* _Task details_: Copy the items starting at the line that contains "duration-label: Duration: [393,120,487,143]" and ending at the line that contains "departure-field: Departure: 20.03.2025", reproducing each line word for word.

* _Task data_:
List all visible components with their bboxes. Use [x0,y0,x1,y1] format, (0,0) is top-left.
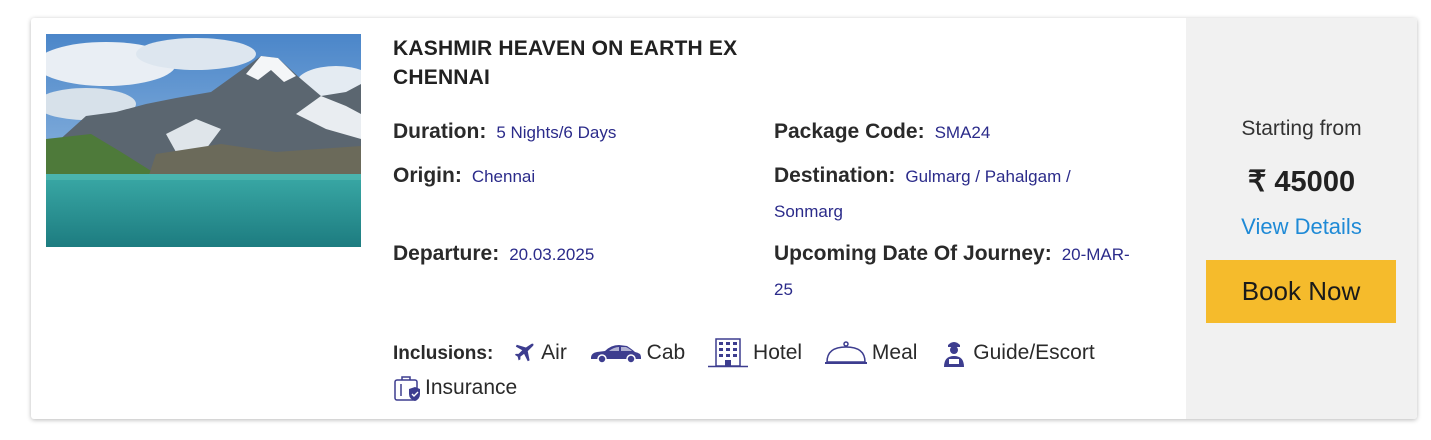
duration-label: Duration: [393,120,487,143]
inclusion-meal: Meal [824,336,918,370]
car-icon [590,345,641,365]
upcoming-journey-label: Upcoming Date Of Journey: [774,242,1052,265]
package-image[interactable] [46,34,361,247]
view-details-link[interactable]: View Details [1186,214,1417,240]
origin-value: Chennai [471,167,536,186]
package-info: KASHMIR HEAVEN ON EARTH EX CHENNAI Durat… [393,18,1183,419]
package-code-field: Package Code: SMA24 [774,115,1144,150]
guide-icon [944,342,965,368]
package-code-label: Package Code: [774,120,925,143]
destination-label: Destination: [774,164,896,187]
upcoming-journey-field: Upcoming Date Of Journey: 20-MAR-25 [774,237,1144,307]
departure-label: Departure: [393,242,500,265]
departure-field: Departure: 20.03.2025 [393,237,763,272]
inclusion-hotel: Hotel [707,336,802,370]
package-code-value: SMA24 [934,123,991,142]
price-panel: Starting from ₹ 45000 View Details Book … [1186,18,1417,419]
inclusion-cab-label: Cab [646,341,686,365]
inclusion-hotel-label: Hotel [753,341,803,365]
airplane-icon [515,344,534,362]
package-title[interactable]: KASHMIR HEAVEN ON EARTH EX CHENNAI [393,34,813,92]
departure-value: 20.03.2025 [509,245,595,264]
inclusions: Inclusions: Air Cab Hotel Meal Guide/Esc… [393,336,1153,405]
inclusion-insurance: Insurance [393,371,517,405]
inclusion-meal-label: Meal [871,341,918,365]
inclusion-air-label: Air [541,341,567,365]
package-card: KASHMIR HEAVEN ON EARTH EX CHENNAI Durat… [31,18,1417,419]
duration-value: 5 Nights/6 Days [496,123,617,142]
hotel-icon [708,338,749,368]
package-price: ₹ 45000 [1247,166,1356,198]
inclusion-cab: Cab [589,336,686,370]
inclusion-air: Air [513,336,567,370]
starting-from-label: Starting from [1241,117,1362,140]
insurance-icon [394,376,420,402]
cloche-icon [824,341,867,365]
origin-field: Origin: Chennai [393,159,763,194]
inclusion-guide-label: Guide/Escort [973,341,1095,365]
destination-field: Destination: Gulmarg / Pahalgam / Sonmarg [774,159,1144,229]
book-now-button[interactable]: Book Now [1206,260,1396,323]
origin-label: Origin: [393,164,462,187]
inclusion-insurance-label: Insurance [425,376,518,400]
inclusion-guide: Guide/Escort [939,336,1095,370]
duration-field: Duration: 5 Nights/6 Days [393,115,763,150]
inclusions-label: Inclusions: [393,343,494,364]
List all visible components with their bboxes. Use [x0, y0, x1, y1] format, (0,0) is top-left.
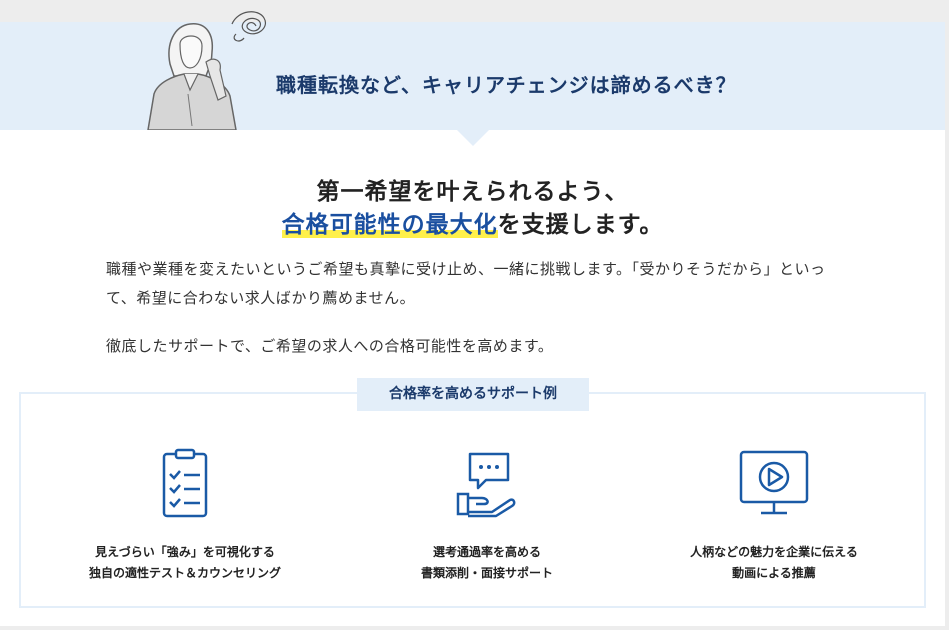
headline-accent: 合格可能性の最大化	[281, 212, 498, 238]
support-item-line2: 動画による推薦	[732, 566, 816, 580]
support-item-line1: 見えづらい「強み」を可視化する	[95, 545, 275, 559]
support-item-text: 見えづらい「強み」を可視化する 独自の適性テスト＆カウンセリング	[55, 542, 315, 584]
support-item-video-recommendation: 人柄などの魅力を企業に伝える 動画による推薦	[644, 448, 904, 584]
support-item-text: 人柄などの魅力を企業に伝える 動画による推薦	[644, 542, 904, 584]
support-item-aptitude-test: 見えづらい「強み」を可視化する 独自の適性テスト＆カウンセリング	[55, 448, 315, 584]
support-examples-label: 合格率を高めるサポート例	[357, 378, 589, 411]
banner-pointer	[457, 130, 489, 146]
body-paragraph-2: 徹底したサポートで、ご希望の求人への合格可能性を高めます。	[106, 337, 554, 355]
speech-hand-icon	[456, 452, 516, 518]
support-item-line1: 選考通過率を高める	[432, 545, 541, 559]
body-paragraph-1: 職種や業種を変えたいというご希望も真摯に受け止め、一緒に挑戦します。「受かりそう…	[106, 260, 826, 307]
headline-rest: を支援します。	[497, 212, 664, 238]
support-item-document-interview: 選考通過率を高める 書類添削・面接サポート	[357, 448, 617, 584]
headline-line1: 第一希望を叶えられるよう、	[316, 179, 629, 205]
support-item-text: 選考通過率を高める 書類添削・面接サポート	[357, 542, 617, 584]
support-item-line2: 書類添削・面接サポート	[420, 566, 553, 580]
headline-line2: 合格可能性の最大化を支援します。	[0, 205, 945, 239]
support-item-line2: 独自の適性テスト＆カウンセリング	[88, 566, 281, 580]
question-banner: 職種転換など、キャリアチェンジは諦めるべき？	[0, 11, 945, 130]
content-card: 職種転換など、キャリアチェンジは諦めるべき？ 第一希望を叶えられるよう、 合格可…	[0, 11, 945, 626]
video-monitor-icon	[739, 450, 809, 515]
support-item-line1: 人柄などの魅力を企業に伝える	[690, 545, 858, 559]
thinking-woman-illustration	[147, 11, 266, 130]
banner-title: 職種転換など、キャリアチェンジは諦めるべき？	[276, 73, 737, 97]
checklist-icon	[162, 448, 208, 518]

* _Written answer_:
duration-label: Duration: [393,120,487,143]
inclusion-meal: Meal [824,336,918,370]
car-icon [590,345,641,365]
upcoming-journey-label: Upcoming Date Of Journey: [774,242,1052,265]
package-image[interactable] [46,34,361,247]
view-details-link[interactable]: View Details [1186,214,1417,240]
origin-value: Chennai [471,167,536,186]
package-info: KASHMIR HEAVEN ON EARTH EX CHENNAI Durat… [393,18,1183,419]
package-code-field: Package Code: SMA24 [774,115,1144,150]
guide-icon [944,342,965,368]
package-code-label: Package Code: [774,120,925,143]
destination-label: Destination: [774,164,896,187]
upcoming-journey-field: Upcoming Date Of Journey: 20-MAR-25 [774,237,1144,307]
departure-label: Departure: [393,242,500,265]
departure-field: Departure: 20.03.2025 [393,237,763,272]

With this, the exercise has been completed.